» What the task requires:
In the copy, include every entry exactly but none of the images.
## BEGIN Data extract
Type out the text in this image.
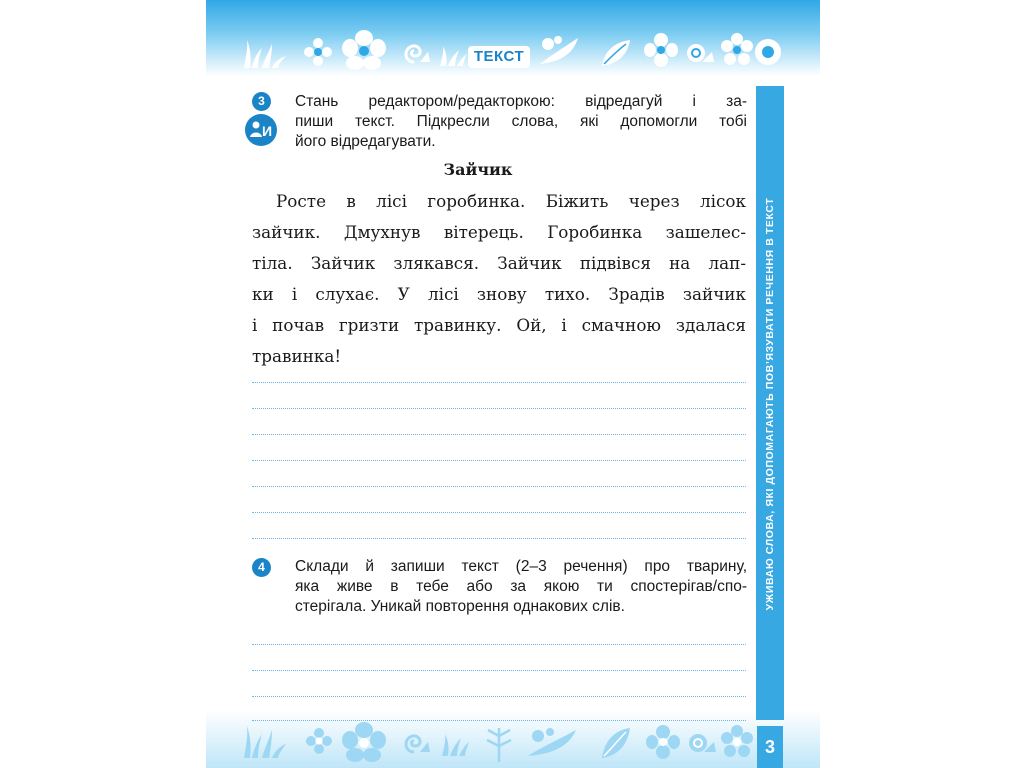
ТЕКСТ
УЖИВАЮ СЛОВА, ЯКІ ДОПОМАГАЮТЬ ПОВ’ЯЗУВАТИ РЕЧЕННЯ В ТЕКСТ
3
3
И
Стань редактором/редакторкою: відредагуй і за-
пиши текст. Підкресли слова, які допомогли тобі
його відредагувати.
Зайчик
Росте в лісі горобинка. Біжить через лісок
зайчик. Дмухнув вітерець. Горобинка зашелес-
тіла. Зайчик злякався. Зайчик підвівся на лап-
ки і слухає. У лісі знову тихо. Зрадів зайчик
і почав гризти травинку. Ой, і смачною здалася
травинка!
4	Склади й запиши текст (2–3 речення) про тварину,
яка живе в тебе або за якою ти спостерігав/спо-
стерігала. Уникай повторення однакових слів.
## END Data extract
» Exercise response:
Type out the text in this image.
ТЕКСТ
УЖИВАЮ СЛОВА, ЯКІ ДОПОМАГАЮТЬ ПОВ’ЯЗУВАТИ РЕЧЕННЯ В ТЕКСТ
3
3
И
Стань редактором/редакторкою: відредагуй і за-
пиши текст. Підкресли слова, які допомогли тобі
його відредагувати.
Зайчик
Росте в лісі горобинка. Біжить через лісок
зайчик. Дмухнув вітерець. Горобинка зашелес-
тіла. Зайчик злякався. Зайчик підвівся на лап-
ки і слухає. У лісі знову тихо. Зрадів зайчик
і почав гризти травинку. Ой, і смачною здалася
травинка!
4	Склади й запиши текст (2–3 речення) про тварину,
яка живе в тебе або за якою ти спостерігав/спо-
стерігала. Уникай повторення однакових слів.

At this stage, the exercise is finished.